> Collected data entries:
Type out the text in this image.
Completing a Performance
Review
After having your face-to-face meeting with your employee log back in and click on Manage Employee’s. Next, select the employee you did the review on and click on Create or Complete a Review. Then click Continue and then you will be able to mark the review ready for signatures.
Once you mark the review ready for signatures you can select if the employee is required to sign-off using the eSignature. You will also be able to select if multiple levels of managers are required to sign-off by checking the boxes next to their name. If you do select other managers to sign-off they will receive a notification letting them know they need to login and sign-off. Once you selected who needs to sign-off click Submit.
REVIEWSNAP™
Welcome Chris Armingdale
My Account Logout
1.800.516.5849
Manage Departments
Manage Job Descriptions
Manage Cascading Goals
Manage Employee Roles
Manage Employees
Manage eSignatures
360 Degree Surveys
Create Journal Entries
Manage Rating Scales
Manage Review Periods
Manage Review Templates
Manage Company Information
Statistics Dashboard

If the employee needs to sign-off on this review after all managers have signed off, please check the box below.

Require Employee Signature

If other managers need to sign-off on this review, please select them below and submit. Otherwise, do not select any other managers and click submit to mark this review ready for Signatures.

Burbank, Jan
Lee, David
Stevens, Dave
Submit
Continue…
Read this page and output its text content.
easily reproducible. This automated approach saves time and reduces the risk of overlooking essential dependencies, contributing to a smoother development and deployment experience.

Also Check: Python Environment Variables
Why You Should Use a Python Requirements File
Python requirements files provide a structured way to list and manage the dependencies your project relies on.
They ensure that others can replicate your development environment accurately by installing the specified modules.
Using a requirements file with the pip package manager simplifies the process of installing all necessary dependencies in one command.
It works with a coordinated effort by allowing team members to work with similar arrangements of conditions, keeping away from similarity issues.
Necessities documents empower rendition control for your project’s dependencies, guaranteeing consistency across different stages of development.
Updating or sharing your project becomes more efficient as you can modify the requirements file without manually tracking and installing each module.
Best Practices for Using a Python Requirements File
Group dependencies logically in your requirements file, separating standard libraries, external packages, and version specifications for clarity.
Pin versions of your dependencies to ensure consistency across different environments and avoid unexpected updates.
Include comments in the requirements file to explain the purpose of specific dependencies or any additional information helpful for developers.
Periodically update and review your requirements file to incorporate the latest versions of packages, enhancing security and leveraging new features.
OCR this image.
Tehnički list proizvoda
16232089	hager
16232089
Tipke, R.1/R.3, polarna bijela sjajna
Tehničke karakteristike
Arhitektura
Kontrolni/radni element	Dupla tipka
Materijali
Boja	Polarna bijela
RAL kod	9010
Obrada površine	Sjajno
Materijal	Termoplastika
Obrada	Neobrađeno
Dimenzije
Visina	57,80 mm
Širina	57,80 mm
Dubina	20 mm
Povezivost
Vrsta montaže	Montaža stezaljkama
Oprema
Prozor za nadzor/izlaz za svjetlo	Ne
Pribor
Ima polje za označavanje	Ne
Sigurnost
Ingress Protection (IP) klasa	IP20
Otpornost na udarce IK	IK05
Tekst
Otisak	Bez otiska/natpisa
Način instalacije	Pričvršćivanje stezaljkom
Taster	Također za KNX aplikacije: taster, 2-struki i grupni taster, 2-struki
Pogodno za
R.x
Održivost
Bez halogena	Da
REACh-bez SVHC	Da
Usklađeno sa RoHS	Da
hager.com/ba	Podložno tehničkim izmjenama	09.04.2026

> Task statement:
Your task is to reproduce the whole listing exactly.

> Output for this task:
Type out the text in this image.
Completing a Performance
Review
After having your face-to-face meeting with your employee log back in and click on Manage Employee’s. Next, select the employee you did the review on and click on Create or Complete a Review. Then click Continue and then you will be able to mark the review ready for signatures.
Once you mark the review ready for signatures you can select if the employee is required to sign-off using the eSignature. You will also be able to select if multiple levels of managers are required to sign-off by checking the boxes next to their name. If you do select other managers to sign-off they will receive a notification letting them know they need to login and sign-off. Once you selected who needs to sign-off click Submit.
REVIEWSNAP™
Welcome Chris Armingdale
My Account Logout
1.800.516.5849
Manage Departments
Manage Job Descriptions
Manage Cascading Goals
Manage Employee Roles
Manage Employees
Manage eSignatures
360 Degree Surveys
Create Journal Entries
Manage Rating Scales
Manage Review Periods
Manage Review Templates
Manage Company Information
Statistics Dashboard

If the employee needs to sign-off on this review after all managers have signed off, please check the box below.

Require Employee Signature

If other managers need to sign-off on this review, please select them below and submit. Otherwise, do not select any other managers and click submit to mark this review ready for Signatures.

Burbank, Jan
Lee, David
Stevens, Dave
Submit
Continue…
Read this page and output its text content.
easily reproducible. This automated approach saves time and reduces the risk of overlooking essential dependencies, contributing to a smoother development and deployment experience.

Also Check: Python Environment Variables
Why You Should Use a Python Requirements File
Python requirements files provide a structured way to list and manage the dependencies your project relies on.
They ensure that others can replicate your development environment accurately by installing the specified modules.
Using a requirements file with the pip package manager simplifies the process of installing all necessary dependencies in one command.
It works with a coordinated effort by allowing team members to work with similar arrangements of conditions, keeping away from similarity issues.
Necessities documents empower rendition control for your project’s dependencies, guaranteeing consistency across different stages of development.
Updating or sharing your project becomes more efficient as you can modify the requirements file without manually tracking and installing each module.
Best Practices for Using a Python Requirements File
Group dependencies logically in your requirements file, separating standard libraries, external packages, and version specifications for clarity.
Pin versions of your dependencies to ensure consistency across different environments and avoid unexpected updates.
Include comments in the requirements file to explain the purpose of specific dependencies or any additional information helpful for developers.
Periodically update and review your requirements file to incorporate the latest versions of packages, enhancing security and leveraging new features.
OCR this image.
Tehnički list proizvoda
16232089	hager
16232089
Tipke, R.1/R.3, polarna bijela sjajna
Tehničke karakteristike
Arhitektura
Kontrolni/radni element	Dupla tipka
Materijali
Boja	Polarna bijela
RAL kod	9010
Obrada površine	Sjajno
Materijal	Termoplastika
Obrada	Neobrađeno
Dimenzije
Visina	57,80 mm
Širina	57,80 mm
Dubina	20 mm
Povezivost
Vrsta montaže	Montaža stezaljkama
Oprema
Prozor za nadzor/izlaz za svjetlo	Ne
Pribor
Ima polje za označavanje	Ne
Sigurnost
Ingress Protection (IP) klasa	IP20
Otpornost na udarce IK	IK05
Tekst
Otisak	Bez otiska/natpisa
Način instalacije	Pričvršćivanje stezaljkom
Taster	Također za KNX aplikacije: taster, 2-struki i grupni taster, 2-struki
Pogodno za
R.x
Održivost
Bez halogena	Da
REACh-bez SVHC	Da
Usklađeno sa RoHS	Da
hager.com/ba	Podložno tehničkim izmjenama	09.04.2026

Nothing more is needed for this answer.